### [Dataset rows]
+++

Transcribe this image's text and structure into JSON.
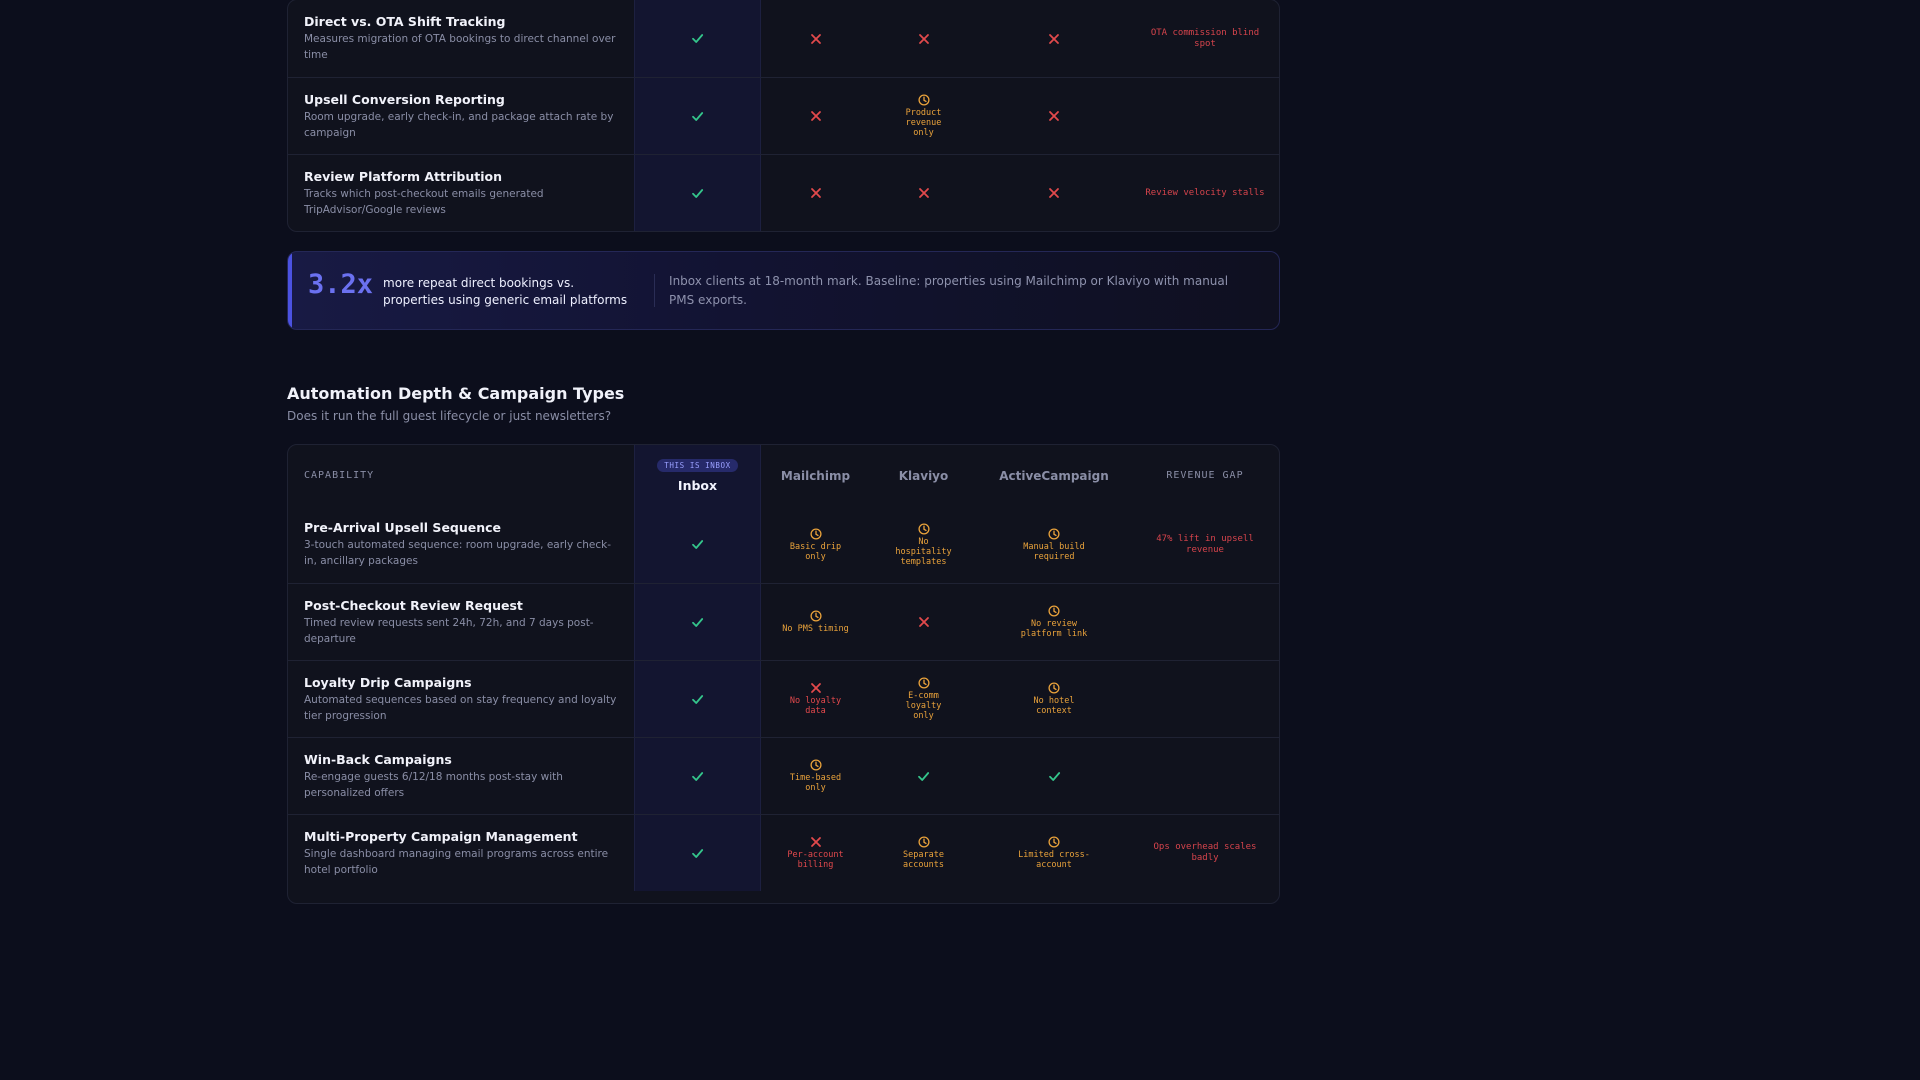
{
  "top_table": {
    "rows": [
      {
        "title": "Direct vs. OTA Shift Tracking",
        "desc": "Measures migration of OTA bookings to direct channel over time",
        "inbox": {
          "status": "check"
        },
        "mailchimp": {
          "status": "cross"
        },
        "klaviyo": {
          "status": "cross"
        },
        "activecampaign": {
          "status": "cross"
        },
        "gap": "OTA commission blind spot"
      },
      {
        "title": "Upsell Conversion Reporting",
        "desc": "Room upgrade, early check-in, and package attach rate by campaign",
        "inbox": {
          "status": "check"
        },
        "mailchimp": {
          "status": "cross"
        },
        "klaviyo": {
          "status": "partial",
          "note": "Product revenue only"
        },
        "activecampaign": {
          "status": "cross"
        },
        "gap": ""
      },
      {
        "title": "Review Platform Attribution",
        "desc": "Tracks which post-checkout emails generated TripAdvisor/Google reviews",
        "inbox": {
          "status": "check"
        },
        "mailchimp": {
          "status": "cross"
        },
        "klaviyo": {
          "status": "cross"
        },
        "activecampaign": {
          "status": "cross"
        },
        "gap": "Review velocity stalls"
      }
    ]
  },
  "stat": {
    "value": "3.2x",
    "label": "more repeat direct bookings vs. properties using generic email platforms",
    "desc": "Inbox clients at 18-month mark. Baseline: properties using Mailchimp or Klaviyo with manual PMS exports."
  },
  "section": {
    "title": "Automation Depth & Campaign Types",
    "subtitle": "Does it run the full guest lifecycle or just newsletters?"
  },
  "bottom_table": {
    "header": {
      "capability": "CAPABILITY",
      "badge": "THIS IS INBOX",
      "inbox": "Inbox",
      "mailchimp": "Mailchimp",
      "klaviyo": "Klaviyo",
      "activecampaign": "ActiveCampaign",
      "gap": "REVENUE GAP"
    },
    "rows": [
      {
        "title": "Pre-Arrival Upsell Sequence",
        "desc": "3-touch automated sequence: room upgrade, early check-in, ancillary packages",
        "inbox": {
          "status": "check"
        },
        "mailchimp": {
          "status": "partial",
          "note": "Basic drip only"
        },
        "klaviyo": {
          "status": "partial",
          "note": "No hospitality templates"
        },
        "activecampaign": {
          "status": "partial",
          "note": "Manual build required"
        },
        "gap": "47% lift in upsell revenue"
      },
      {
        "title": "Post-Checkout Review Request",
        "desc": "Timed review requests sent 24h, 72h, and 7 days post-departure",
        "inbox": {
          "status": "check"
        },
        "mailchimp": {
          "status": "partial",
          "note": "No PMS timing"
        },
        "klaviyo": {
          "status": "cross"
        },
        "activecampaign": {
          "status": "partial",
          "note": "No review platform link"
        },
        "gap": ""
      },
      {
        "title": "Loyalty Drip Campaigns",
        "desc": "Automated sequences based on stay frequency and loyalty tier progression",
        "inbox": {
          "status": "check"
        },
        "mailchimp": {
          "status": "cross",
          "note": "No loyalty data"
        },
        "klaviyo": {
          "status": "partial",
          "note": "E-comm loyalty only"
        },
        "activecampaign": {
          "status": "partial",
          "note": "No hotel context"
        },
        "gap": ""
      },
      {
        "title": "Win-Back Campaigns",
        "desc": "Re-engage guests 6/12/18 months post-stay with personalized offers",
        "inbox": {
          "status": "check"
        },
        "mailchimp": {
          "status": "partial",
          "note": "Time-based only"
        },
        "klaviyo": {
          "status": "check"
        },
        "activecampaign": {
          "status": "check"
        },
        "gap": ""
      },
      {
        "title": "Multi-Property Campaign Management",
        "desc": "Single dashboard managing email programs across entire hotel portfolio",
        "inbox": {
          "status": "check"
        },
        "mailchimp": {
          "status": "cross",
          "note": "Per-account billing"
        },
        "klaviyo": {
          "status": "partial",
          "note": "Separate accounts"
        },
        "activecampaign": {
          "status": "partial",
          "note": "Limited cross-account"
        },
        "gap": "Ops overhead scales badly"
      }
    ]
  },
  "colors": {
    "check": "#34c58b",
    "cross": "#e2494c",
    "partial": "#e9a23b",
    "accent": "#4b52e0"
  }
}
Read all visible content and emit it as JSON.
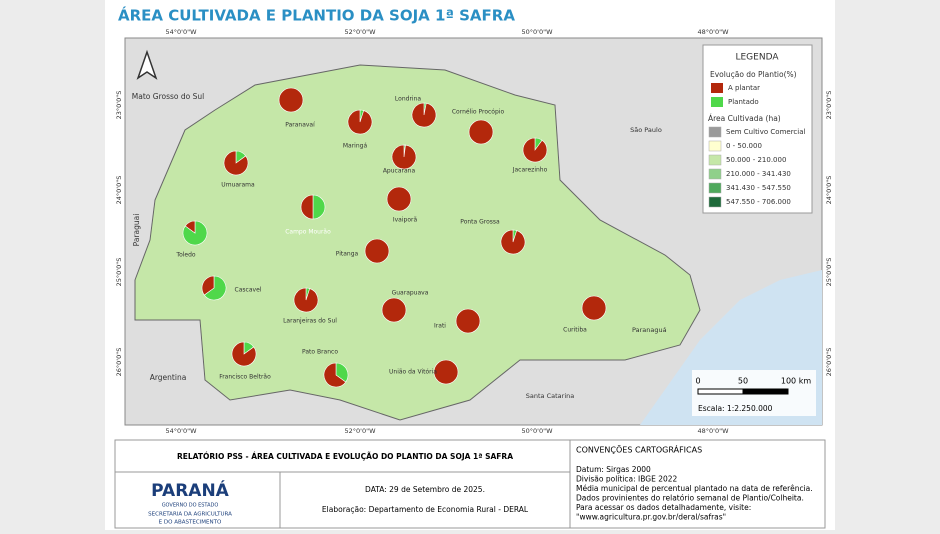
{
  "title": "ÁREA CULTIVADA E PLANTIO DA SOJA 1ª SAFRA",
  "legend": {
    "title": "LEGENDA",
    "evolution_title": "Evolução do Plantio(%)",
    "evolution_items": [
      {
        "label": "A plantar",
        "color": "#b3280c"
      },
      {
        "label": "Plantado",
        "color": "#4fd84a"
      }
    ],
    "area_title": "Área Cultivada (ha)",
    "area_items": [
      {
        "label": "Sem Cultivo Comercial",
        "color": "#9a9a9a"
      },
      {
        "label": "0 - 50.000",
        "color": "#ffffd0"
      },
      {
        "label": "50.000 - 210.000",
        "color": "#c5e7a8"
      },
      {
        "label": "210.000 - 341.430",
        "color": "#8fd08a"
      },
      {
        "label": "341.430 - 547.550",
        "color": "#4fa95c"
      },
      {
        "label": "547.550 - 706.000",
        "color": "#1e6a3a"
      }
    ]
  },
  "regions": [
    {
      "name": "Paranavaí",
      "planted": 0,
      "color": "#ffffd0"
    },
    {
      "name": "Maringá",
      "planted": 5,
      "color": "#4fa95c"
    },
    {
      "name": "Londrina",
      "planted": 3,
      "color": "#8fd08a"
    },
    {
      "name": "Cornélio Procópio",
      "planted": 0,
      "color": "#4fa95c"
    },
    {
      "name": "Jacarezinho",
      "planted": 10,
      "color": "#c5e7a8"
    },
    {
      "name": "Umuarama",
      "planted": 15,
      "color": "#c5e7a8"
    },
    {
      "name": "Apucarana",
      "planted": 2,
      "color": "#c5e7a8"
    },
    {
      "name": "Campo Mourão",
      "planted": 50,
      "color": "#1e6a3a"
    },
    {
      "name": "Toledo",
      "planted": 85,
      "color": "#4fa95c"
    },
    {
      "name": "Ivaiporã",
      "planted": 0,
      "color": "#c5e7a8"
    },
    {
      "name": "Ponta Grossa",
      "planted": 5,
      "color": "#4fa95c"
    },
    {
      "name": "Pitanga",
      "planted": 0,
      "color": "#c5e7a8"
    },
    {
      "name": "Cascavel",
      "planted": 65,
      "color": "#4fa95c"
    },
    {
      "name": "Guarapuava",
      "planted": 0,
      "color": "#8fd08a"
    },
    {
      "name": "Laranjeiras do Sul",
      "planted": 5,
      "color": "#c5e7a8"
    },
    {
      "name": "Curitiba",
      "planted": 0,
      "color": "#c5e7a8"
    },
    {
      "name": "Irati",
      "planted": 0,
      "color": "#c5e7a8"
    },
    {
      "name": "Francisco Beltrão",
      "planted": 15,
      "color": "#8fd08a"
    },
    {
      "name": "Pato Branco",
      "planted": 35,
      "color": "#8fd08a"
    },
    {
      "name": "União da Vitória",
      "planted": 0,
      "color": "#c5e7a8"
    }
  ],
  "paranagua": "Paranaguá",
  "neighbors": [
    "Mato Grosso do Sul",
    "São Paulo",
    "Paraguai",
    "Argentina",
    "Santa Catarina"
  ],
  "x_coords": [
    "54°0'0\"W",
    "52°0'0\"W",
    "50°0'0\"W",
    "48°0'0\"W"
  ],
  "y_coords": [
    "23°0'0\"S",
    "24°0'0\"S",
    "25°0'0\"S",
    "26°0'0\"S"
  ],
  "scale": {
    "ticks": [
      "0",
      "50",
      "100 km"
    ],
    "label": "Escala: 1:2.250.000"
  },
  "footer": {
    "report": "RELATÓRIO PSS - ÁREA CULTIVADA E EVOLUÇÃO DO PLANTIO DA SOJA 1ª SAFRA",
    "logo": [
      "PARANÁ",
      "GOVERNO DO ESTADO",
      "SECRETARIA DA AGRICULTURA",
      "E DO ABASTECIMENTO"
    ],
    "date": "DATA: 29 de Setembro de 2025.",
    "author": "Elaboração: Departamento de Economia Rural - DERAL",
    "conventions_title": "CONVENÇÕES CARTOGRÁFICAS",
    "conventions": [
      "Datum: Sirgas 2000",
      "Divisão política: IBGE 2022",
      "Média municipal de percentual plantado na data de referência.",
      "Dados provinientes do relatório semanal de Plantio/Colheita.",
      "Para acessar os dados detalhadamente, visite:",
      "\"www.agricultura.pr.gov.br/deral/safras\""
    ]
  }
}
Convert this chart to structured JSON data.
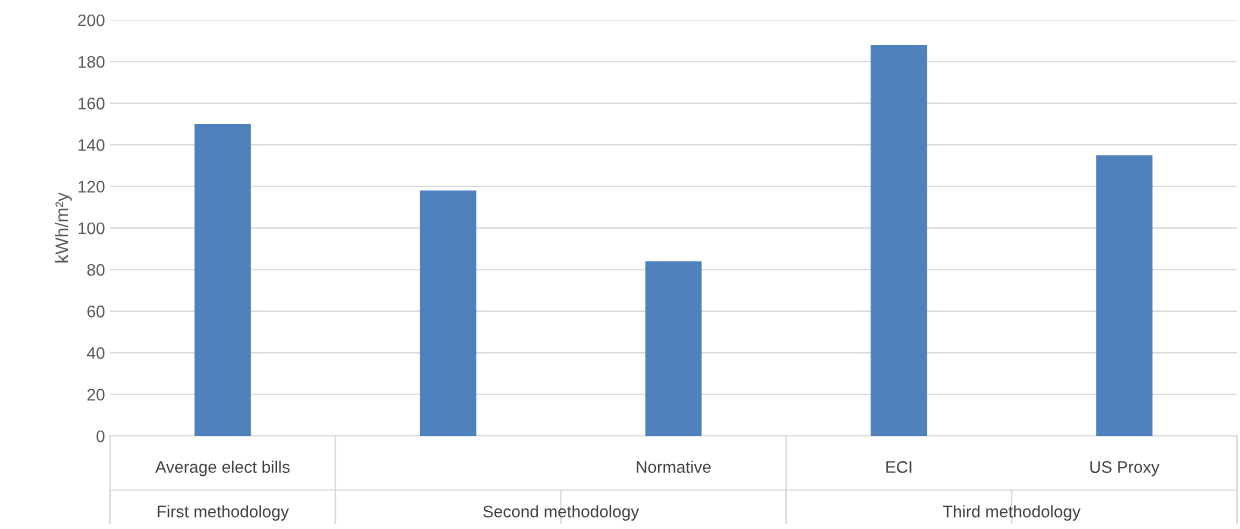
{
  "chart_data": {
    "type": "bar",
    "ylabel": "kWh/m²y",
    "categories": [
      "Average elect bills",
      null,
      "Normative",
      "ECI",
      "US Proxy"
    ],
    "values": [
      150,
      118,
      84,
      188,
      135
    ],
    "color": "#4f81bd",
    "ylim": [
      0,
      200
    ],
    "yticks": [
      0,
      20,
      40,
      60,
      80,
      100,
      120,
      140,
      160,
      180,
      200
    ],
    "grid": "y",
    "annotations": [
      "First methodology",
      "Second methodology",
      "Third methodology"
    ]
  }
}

+++

### [To do]
Which lines above contain the word "only"? Copy each of them.

### [Finished task]
          "note": "Product revenue only"
          "note": "Basic drip only"
          "note": "E-comm loyalty only"
          "note": "Time-based only"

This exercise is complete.